Scan the records below for the word "name" and give only the number of lines that hold it.

— start of STORED RECORDS —

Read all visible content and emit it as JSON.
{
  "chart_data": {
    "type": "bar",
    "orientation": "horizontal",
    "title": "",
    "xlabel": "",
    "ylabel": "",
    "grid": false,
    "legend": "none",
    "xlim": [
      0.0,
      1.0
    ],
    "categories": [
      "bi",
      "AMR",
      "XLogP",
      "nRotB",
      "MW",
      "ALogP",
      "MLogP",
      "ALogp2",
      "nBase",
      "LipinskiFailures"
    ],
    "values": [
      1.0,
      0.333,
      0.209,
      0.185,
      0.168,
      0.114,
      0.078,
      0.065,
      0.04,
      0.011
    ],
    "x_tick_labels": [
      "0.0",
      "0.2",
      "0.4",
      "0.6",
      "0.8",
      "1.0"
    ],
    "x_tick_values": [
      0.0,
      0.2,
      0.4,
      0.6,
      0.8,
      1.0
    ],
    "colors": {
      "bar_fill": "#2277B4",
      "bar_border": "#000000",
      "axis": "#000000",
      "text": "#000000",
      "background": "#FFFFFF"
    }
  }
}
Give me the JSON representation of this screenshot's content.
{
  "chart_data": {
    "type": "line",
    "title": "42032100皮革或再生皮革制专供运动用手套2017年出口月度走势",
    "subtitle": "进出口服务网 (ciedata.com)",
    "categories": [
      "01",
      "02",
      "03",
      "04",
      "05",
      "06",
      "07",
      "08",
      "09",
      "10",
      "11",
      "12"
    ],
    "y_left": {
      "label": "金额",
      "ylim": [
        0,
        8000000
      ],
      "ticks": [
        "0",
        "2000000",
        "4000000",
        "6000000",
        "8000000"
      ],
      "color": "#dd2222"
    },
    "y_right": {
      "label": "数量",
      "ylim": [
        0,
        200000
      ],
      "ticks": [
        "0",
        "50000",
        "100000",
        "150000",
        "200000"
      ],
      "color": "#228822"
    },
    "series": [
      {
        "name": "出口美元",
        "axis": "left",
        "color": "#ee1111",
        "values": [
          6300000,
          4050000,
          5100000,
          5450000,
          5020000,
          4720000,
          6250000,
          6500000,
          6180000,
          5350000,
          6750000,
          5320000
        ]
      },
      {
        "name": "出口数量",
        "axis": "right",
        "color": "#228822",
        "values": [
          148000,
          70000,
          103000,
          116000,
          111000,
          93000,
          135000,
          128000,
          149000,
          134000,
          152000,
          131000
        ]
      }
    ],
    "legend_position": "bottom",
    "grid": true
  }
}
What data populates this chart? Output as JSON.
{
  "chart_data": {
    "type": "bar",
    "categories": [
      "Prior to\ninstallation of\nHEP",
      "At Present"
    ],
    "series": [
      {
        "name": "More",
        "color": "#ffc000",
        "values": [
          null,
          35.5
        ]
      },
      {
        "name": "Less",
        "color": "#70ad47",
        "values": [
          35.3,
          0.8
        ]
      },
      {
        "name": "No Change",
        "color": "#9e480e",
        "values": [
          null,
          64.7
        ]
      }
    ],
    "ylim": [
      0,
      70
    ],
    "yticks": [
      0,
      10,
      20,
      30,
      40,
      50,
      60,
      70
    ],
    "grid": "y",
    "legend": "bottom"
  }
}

— end of STORED RECORDS —

FINAL RESULT: 5